___ Paginatekst ___

HOOFDSTUK X. - Het krijgstuchtelijk stelsel.

Art.66. [1Wanneer hij in dienst is, is de militair van het reservekader onderworpen aan het krijgstuchtelijk stelsel van de beroepsmilitairen. Wanneer hij in onbepaald verlof is, wordt de militair van het reservekader onderworpen aan het krijgstuchtelijk stelsel van de beroepsmilitairen wanneer er een verband met zijn hoedanigheid van militair van het reservekader kan vastgesteld worden. De tuchtrechtspleging wordt schriftelijk gevoerd voor de militair van het reservekader met onbepaald verlof.]1
  ----------
  (1)<W 2008-12-30/35, art. 44, 006; Inwerkingtreding : 01-01-2010>

Art.67. De [1 militair van het reservekader]1 in dienst is onderworpen aan de militaire strafwetten. De reservemilitair met onbepaald verlof is slechts onderworpen aan de bepalingen van de militaire strafwetten die gelden voor de militairen met onbepaald verlof.   ----------   (1)

___

Opdrachten
**A.** Zet de alinea van de paginatekst die begint met "Art.66. Wanneer hij in dienst is" beknopt om in een lijst, met behoud van de belangrijkste feiten.
**B.** Schrijf de paginatekst verder vanaf het einde van artikel 67.
De records komen uit een andere bron dan de paginatekst.

___ Aangeleverde records ___

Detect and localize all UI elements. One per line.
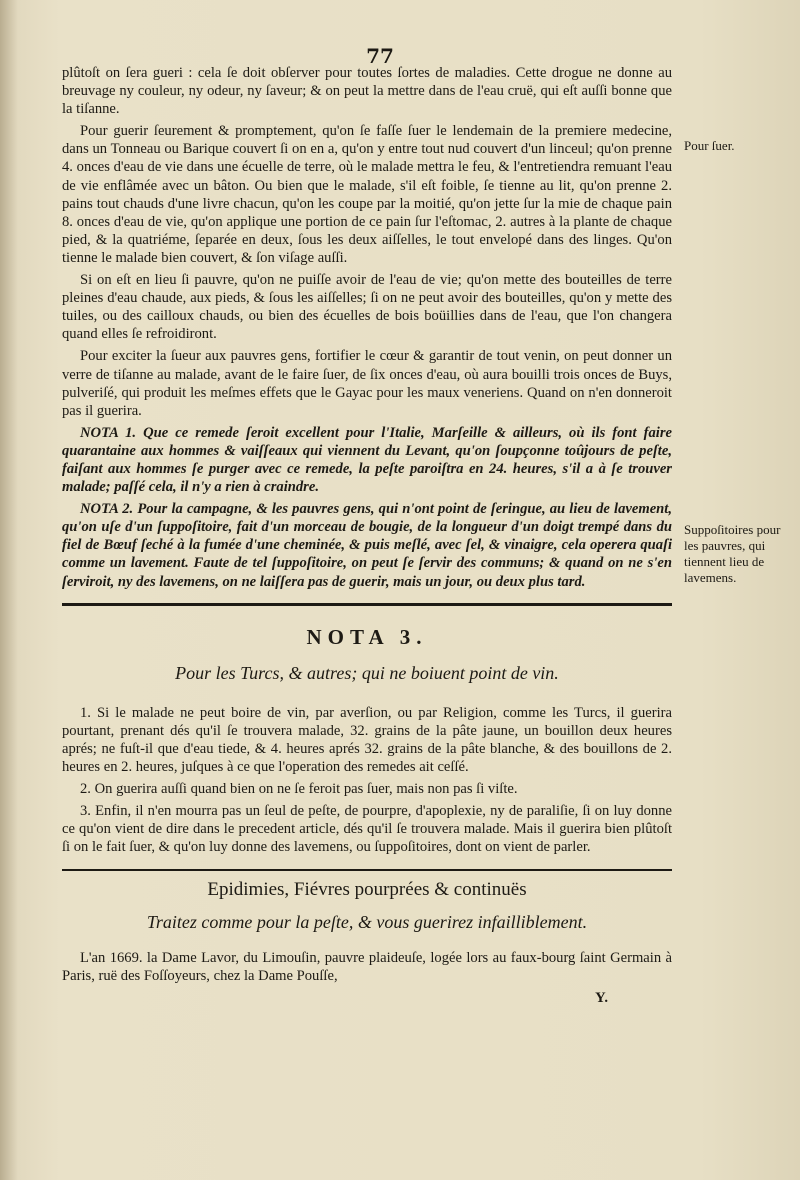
page-number: 77 <box>366 44 394 68</box>
nota-3-item: 3. Enfin, il n'en mourra pas un ſeul de peſte, de pourpre, d'apoplexie, ny de paraliſie, ſi on luy donne ce qu'on vient de dire dans le precedent article, dés qu'il ſe trouvera malade. Mais il guerira bien plûtoſt ſi on le fait ſuer, & qu'on luy donne des lavemens, ou ſuppoſitoires, dont on vient de parler. <box>62 803 672 856</box>
nota-3-item: 2. On guerira auſſi quand bien on ne ſe feroit pas ſuer, mais non pas ſi viſte. <box>80 781 518 798</box>
paragraph: Si on eſt en lieu ſi pauvre, qu'on ne puiſſe avoir de l'eau de vie; qu'on mette des bouteilles de terre pleines d'eau chaude, aux pieds, & ſous les aiſſelles; ſi on ne peut avoir des bouteilles, qu'on y mette des tuiles, ou des cailloux chauds, ou bien des écuelles de bois boüillies dans de l'eau, que l'on changera quand elles ſe refroidiront. <box>62 272 672 343</box>
nota-2: NOTA 2. Pour la campagne, & les pauvres gens, qui n'ont point de ſeringue, au lieu de lavement, qu'on uſe d'un ſuppoſitoire, fait d'un morceau de bougie, de la longueur d'un doigt trempé dans du fiel de Bœuf ſeché à la fumée d'une cheminée, & puis meſlé, avec ſel, & vinaigre, cela operera quaſi comme un lavement. Faute de tel ſuppoſitoire, on peut ſe ſervir des communs; & quand on ne s'en ſerviroit, ny des lavemens, on ne laiſſera pas de guerir, mais un jour, ou deux plus tard. <box>62 501 672 590</box>
epidemies-paragraph: L'an 1669. la Dame Lavor, du Limouſin, pauvre plaideuſe, logée lors au faux-bourg ſaint Germain à Paris, ruë des Foſſoyeurs, chez la Dame Pouſſe, <box>62 949 672 984</box>
epidemies-heading: Epidimies, Fiévres pourprées & continuës <box>207 878 527 900</box>
divider-rule <box>62 869 672 871</box>
nota-3-heading: NOTA 3. <box>306 624 428 649</box>
margin-note-suppositoires: Suppoſitoires pour les pauvres, qui tiennent lieu de lavemens. <box>684 522 781 585</box>
main-text-column <box>62 64 672 1007</box>
paragraph: Pour exciter la ſueur aux pauvres gens, fortifier le cœur & garantir de tout venin, on peut donner un verre de tiſanne au malade, avant de le faire ſuer, de ſix onces d'eau, où aura bouilli trois onces de Buys, pulveriſé, qui produit les meſmes effets que le Gayac pour les maux veneriens. Quand on n'en donneroit pas il guerira. <box>62 348 672 419</box>
catchword: Y. <box>595 989 608 1006</box>
nota-1: NOTA 1. Que ce remede ſeroit excellent pour l'Italie, Marſeille & ailleurs, où ils font faire quarantaine aux hommes & vaiſſeaux qui viennent du Levant, qu'on ſoupçonne toûjours de peſte, faiſant aux hommes ſe purger avec ce remede, la peſte paroiſtra en 24. heures, s'il a à ſe trouver malade; paſſé cela, il n'y a rien à craindre. <box>62 424 672 496</box>
paragraph: Pour guerir ſeurement & promptement, qu'on ſe faſſe ſuer le lendemain de la premiere medecine, dans un Tonneau ou Barique couvert ſi on en a, qu'on y entre tout nud couvert d'un linceul; qu'on prenne 4. onces d'eau de vie dans une écuelle de terre, où le malade mettra le feu, & l'entretiendra remuant l'eau de vie enflâmée avec un bâton. Ou bien que le malade, s'il eſt foible, ſe tienne au lit, qu'on prenne 2. pains tout chauds d'une livre chacun, qu'on les coupe par la moitié, qu'on jette ſur la mie de chaque pain 8. onces d'eau de vie, qu'on applique une portion de ce pain ſur l'eſtomac, 2. autres à la plante de chaque pied, & la quatriéme, ſeparée en deux, ſous les deux aiſſelles, le tout envelopé dans des linges. Qu'on tienne le malade bien couvert, & ſon viſage auſſi. <box>62 123 672 266</box>
margin-note-suer: Pour ſuer. <box>684 138 735 153</box>
paragraph: plûtoſt on ſera gueri : cela ſe doit obſerver pour toutes ſortes de maladies. Cette drogue ne donne au breuvage ny couleur, ny odeur, ny ſaveur; & on peut la mettre dans de l'eau cruë, qui eſt auſſi bonne que la tiſanne. <box>62 65 672 118</box>
nota-3-item: 1. Si le malade ne peut boire de vin, par averſion, ou par Religion, comme les Turcs, il guerira pourtant, prenant dés qu'il ſe trouvera malade, 32. grains de la pâte jaune, un bouillon deux heures aprés; ne fuſt-il que d'eau tiede, & 4. heures aprés 32. grains de la pâte blanche, & des bouillons de 2. heures en 2. heures, juſques à ce que l'operation des remedes ait ceſſé. <box>62 704 672 776</box>
nota-3-subheading: Pour les Turcs, & autres; qui ne boiuent point de vin. <box>175 662 559 683</box>
divider-rule <box>62 603 672 606</box>
epidemies-subheading: Traitez comme pour la peſte, & vous guerirez infailliblement. <box>146 911 588 932</box>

___

Antwoorden
**A.**
- In dienst valt de militair van het reservekader onder het krijgstuchtelijk stelsel van de beroepsmilitairen.
- Met onbepaald verlof valt hij daar ook onder als er een verband met zijn hoedanigheid van militair van het reservekader kan worden vastgesteld.
- Voor de militair van het reservekader met onbepaald verlof verloopt de tuchtrechtspleging schriftelijk.

**B.**
Art.68. Onder de omstandigheden die de Koning bepaalt, mag de [1 militair van het reservekader]1 zonder machtiging vanwege [2 de door de Koning aangewezen overheid]2 geen melding van zijn hoedanigheid maken.
  ----------
  (1)<W 2008-12-30/35, art. 46, 006; Inwerkingtreding : 01-01-2010>
  (2)<W 2018-07-19/31, art. 61, 012; Inwerkingtreding : 01-01-2019>

Art. 68/1. [1 Onder voorbehoud van de toepassing van andere wetten die de uitoefening van politieke activiteiten en mandaten beheersen, zijn de militairen van het reservekader gerechtigd alle politieke activiteiten en mandaten uit te oefenen, voor zover de dienst het toelaat en dat zij plaats hebben buiten de perioden waarin prestaties in de schoot van de Krijgsmacht worden geleverd.]1
  ----------
  (1)<Ingevoegd bij W 2013-07-31/04, art. 339, 009; Inwerkingtreding : 31-12-2013; zie KB 2013-12-26/05, art. 1, 1°>

HOOFDSTUK XI. - De onmiddellijk beschikbare reserve.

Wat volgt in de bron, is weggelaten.